Start

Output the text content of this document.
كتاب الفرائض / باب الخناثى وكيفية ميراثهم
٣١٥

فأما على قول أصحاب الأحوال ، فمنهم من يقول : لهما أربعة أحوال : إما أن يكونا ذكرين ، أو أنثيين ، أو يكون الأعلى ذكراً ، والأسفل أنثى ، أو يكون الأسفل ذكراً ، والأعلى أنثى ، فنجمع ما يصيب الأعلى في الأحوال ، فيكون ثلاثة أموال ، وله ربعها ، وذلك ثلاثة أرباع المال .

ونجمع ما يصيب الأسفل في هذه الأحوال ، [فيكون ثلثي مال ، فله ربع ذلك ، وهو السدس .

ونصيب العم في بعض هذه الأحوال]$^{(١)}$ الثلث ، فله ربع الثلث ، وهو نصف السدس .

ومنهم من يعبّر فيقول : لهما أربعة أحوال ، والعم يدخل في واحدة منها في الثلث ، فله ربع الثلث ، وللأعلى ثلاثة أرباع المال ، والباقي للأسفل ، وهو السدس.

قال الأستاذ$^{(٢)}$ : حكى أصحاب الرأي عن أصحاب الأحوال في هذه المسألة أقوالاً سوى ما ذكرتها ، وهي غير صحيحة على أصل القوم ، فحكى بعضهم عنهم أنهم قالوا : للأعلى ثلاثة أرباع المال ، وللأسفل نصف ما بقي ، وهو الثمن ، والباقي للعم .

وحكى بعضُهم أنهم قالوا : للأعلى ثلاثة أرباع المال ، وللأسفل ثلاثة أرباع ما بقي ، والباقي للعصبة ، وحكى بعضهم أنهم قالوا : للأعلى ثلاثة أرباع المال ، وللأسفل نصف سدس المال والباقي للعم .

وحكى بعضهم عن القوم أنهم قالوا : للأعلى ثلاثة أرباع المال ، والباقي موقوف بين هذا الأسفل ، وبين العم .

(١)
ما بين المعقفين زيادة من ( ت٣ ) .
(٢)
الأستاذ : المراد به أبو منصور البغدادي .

End

▸ **Work to do**: Restate the whole listing exactly, leaving out nothing.

▸ **Solution for this task**:
Output the text content of this document.
كتاب الفرائض / باب الخناثى وكيفية ميراثهم
٣١٥

فأما على قول أصحاب الأحوال ، فمنهم من يقول : لهما أربعة أحوال : إما أن يكونا ذكرين ، أو أنثيين ، أو يكون الأعلى ذكراً ، والأسفل أنثى ، أو يكون الأسفل ذكراً ، والأعلى أنثى ، فنجمع ما يصيب الأعلى في الأحوال ، فيكون ثلاثة أموال ، وله ربعها ، وذلك ثلاثة أرباع المال .

ونجمع ما يصيب الأسفل في هذه الأحوال ، [فيكون ثلثي مال ، فله ربع ذلك ، وهو السدس .

ونصيب العم في بعض هذه الأحوال]$^{(١)}$ الثلث ، فله ربع الثلث ، وهو نصف السدس .

ومنهم من يعبّر فيقول : لهما أربعة أحوال ، والعم يدخل في واحدة منها في الثلث ، فله ربع الثلث ، وللأعلى ثلاثة أرباع المال ، والباقي للأسفل ، وهو السدس.

قال الأستاذ$^{(٢)}$ : حكى أصحاب الرأي عن أصحاب الأحوال في هذه المسألة أقوالاً سوى ما ذكرتها ، وهي غير صحيحة على أصل القوم ، فحكى بعضهم عنهم أنهم قالوا : للأعلى ثلاثة أرباع المال ، وللأسفل نصف ما بقي ، وهو الثمن ، والباقي للعم .

وحكى بعضُهم أنهم قالوا : للأعلى ثلاثة أرباع المال ، وللأسفل ثلاثة أرباع ما بقي ، والباقي للعصبة ، وحكى بعضهم أنهم قالوا : للأعلى ثلاثة أرباع المال ، وللأسفل نصف سدس المال والباقي للعم .

وحكى بعضهم عن القوم أنهم قالوا : للأعلى ثلاثة أرباع المال ، والباقي موقوف بين هذا الأسفل ، وبين العم .

(١)
ما بين المعقفين زيادة من ( ت٣ ) .
(٢)
الأستاذ : المراد به أبو منصور البغدادي .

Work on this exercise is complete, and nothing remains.